Examine the material below. Gather every line in which the string "хэрэгжсэн" appears.

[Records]
---

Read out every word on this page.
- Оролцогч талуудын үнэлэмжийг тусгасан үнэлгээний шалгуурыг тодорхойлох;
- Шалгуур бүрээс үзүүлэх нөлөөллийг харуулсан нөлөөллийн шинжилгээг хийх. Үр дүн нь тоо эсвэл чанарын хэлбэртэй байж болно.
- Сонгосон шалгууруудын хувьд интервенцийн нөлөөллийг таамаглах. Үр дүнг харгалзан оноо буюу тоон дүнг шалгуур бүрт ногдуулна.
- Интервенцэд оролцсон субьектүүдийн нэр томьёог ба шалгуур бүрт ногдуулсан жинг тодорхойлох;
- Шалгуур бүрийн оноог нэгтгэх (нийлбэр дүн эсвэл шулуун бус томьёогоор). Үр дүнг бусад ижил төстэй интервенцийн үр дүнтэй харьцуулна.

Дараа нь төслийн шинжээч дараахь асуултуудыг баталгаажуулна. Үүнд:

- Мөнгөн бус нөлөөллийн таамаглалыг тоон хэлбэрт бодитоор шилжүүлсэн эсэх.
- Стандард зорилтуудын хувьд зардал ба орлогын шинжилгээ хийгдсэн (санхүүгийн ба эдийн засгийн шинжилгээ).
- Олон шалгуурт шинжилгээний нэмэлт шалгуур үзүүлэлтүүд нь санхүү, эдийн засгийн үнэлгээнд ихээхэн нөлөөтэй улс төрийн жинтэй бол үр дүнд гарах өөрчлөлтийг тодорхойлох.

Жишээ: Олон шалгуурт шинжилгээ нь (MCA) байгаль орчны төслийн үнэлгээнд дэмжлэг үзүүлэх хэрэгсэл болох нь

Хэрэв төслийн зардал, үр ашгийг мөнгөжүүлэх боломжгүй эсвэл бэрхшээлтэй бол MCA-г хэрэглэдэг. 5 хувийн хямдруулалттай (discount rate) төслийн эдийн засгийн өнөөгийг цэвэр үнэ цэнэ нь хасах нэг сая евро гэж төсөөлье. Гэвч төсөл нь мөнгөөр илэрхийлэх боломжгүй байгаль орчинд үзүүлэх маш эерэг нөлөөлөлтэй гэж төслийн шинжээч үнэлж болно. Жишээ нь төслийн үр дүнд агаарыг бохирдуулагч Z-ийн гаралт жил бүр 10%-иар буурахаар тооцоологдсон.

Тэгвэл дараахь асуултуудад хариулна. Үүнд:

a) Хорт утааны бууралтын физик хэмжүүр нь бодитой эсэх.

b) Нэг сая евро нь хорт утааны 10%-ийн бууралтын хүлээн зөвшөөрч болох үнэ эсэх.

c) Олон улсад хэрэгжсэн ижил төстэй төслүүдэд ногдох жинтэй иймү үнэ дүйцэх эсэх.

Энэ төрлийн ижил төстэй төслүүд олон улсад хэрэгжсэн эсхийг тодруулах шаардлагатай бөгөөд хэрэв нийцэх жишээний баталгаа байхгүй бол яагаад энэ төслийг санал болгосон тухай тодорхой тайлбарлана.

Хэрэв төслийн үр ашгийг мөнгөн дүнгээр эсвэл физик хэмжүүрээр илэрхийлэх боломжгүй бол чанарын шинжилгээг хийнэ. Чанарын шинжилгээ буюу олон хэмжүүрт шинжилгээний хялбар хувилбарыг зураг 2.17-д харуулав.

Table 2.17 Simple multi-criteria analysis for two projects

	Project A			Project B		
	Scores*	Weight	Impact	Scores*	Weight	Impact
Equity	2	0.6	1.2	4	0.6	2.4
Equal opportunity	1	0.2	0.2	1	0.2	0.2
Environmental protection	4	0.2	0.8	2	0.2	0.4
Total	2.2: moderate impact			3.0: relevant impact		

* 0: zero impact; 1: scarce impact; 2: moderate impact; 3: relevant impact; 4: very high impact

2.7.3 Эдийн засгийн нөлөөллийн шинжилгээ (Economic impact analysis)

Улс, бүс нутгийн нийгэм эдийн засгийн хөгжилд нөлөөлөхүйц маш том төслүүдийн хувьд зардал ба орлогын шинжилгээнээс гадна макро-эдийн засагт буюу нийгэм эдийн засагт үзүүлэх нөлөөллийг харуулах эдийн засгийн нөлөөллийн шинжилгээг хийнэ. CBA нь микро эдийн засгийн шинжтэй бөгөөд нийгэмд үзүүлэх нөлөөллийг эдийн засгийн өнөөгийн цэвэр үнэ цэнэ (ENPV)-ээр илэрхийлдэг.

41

---

### Final result
c) Олон улсад хэрэгжсэн ижил төстэй төслүүдэд ногдох жинтэй иймү үнэ дүйцэх эсэх.
Энэ төрлийн ижил төстэй төслүүд олон улсад хэрэгжсэн эсхийг тодруулах шаардлагатай бөгөөд хэрэв нийцэх жишээний баталгаа байхгүй бол яагаад энэ төслийг санал болгосон тухай тодорхой тайлбарлана.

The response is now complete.